Copy out all the data, word for word.

Entries provided
•••
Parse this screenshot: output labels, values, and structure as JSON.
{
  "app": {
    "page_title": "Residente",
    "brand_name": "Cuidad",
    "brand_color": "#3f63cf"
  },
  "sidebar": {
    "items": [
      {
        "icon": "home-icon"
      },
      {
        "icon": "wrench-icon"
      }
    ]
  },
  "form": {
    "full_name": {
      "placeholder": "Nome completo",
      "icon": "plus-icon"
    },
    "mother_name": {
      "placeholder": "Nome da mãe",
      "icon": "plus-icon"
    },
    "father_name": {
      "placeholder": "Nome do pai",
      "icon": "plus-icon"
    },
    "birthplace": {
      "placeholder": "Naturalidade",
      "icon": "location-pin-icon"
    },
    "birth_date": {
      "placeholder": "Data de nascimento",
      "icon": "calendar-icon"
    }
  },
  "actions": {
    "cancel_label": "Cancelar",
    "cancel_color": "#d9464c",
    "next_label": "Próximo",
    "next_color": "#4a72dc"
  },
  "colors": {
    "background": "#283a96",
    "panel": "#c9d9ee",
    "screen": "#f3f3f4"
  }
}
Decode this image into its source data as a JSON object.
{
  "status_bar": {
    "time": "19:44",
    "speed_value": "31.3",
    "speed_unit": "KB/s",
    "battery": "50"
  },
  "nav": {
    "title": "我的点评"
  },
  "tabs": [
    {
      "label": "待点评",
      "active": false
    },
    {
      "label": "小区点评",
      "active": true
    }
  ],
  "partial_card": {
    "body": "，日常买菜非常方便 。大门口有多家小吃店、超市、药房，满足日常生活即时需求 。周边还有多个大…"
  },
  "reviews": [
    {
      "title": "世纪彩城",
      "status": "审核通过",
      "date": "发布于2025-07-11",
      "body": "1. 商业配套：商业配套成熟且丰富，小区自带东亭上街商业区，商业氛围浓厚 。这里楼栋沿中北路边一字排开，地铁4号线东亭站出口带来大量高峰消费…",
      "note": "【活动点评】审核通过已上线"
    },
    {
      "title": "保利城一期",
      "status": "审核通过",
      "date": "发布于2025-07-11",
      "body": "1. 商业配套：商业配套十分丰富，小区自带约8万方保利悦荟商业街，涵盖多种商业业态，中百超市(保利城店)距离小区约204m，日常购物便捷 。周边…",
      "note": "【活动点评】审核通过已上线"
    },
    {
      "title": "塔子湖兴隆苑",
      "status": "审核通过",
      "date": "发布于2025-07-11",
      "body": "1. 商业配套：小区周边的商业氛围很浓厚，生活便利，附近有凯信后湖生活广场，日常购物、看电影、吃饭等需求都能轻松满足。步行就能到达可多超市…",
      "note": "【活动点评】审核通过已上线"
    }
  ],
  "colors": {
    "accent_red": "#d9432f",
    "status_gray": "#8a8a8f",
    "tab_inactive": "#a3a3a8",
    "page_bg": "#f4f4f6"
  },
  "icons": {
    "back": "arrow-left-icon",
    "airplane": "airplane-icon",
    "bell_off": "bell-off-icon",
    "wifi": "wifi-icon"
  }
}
•••
Correct result
Parse this screenshot: output labels, values, and structure as JSON.
{
  "app": {
    "page_title": "Residente",
    "brand_name": "Cuidad",
    "brand_color": "#3f63cf"
  },
  "sidebar": {
    "items": [
      {
        "icon": "home-icon"
      },
      {
        "icon": "wrench-icon"
      }
    ]
  },
  "form": {
    "full_name": {
      "placeholder": "Nome completo",
      "icon": "plus-icon"
    },
    "mother_name": {
      "placeholder": "Nome da mãe",
      "icon": "plus-icon"
    },
    "father_name": {
      "placeholder": "Nome do pai",
      "icon": "plus-icon"
    },
    "birthplace": {
      "placeholder": "Naturalidade",
      "icon": "location-pin-icon"
    },
    "birth_date": {
      "placeholder": "Data de nascimento",
      "icon": "calendar-icon"
    }
  },
  "actions": {
    "cancel_label": "Cancelar",
    "cancel_color": "#d9464c",
    "next_label": "Próximo",
    "next_color": "#4a72dc"
  },
  "colors": {
    "background": "#283a96",
    "panel": "#c9d9ee",
    "screen": "#f3f3f4"
  }
}
Decode this image into its source data as a JSON object.
{
  "status_bar": {
    "time": "19:44",
    "speed_value": "31.3",
    "speed_unit": "KB/s",
    "battery": "50"
  },
  "nav": {
    "title": "我的点评"
  },
  "tabs": [
    {
      "label": "待点评",
      "active": false
    },
    {
      "label": "小区点评",
      "active": true
    }
  ],
  "partial_card": {
    "body": "，日常买菜非常方便 。大门口有多家小吃店、超市、药房，满足日常生活即时需求 。周边还有多个大…"
  },
  "reviews": [
    {
      "title": "世纪彩城",
      "status": "审核通过",
      "date": "发布于2025-07-11",
      "body": "1. 商业配套：商业配套成熟且丰富，小区自带东亭上街商业区，商业氛围浓厚 。这里楼栋沿中北路边一字排开，地铁4号线东亭站出口带来大量高峰消费…",
      "note": "【活动点评】审核通过已上线"
    },
    {
      "title": "保利城一期",
      "status": "审核通过",
      "date": "发布于2025-07-11",
      "body": "1. 商业配套：商业配套十分丰富，小区自带约8万方保利悦荟商业街，涵盖多种商业业态，中百超市(保利城店)距离小区约204m，日常购物便捷 。周边…",
      "note": "【活动点评】审核通过已上线"
    },
    {
      "title": "塔子湖兴隆苑",
      "status": "审核通过",
      "date": "发布于2025-07-11",
      "body": "1. 商业配套：小区周边的商业氛围很浓厚，生活便利，附近有凯信后湖生活广场，日常购物、看电影、吃饭等需求都能轻松满足。步行就能到达可多超市…",
      "note": "【活动点评】审核通过已上线"
    }
  ],
  "colors": {
    "accent_red": "#d9432f",
    "status_gray": "#8a8a8f",
    "tab_inactive": "#a3a3a8",
    "page_bg": "#f4f4f6"
  },
  "icons": {
    "back": "arrow-left-icon",
    "airplane": "airplane-icon",
    "bell_off": "bell-off-icon",
    "wifi": "wifi-icon"
  }
}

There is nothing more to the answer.